◆ Direction: Locate the lines of the listing below that hold "Arabia", then copy each of them.

* start Extracted records *

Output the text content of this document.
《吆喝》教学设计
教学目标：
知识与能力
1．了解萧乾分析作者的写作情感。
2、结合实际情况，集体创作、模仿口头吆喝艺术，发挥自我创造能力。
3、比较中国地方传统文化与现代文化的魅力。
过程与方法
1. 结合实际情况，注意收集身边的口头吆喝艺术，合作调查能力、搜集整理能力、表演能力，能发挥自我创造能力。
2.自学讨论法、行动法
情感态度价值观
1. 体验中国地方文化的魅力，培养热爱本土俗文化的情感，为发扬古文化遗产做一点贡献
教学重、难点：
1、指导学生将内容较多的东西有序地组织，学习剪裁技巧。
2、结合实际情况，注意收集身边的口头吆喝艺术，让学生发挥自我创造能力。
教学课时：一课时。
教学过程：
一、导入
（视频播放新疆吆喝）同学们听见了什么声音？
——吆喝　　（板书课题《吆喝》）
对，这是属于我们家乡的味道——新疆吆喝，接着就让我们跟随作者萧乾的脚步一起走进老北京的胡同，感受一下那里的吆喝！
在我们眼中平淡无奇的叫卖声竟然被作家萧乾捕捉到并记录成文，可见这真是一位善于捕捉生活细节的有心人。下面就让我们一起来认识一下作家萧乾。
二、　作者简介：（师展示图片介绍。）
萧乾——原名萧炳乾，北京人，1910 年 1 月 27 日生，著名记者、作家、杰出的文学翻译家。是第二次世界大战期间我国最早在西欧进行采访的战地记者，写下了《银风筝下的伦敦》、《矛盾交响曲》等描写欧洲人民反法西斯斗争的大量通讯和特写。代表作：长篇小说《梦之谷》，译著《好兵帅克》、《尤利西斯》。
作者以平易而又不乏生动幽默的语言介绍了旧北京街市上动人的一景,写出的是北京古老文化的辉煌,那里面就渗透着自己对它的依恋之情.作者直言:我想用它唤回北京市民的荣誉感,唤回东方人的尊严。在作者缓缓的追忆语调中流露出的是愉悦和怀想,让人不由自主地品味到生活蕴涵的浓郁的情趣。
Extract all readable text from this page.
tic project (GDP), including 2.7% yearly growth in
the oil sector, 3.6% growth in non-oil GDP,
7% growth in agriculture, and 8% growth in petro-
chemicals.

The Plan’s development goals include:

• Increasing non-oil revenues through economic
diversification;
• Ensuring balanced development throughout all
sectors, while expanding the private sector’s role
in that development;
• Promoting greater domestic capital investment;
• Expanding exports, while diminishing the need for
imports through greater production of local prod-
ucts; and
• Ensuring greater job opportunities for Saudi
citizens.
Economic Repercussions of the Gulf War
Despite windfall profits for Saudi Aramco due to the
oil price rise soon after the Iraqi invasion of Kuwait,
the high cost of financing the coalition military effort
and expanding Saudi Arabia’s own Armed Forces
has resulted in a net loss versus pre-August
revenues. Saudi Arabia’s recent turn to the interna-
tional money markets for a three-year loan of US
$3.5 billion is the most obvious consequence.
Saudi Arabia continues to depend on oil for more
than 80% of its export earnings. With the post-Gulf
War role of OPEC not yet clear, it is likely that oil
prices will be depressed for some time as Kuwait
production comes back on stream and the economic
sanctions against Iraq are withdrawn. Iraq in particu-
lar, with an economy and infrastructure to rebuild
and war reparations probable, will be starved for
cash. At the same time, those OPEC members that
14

* end Extracted records *

◆ Task solution:
and expanding Saudi Arabia’s own Armed Forces
revenues. Saudi Arabia’s recent turn to the interna-
Saudi Arabia continues to depend on oil for more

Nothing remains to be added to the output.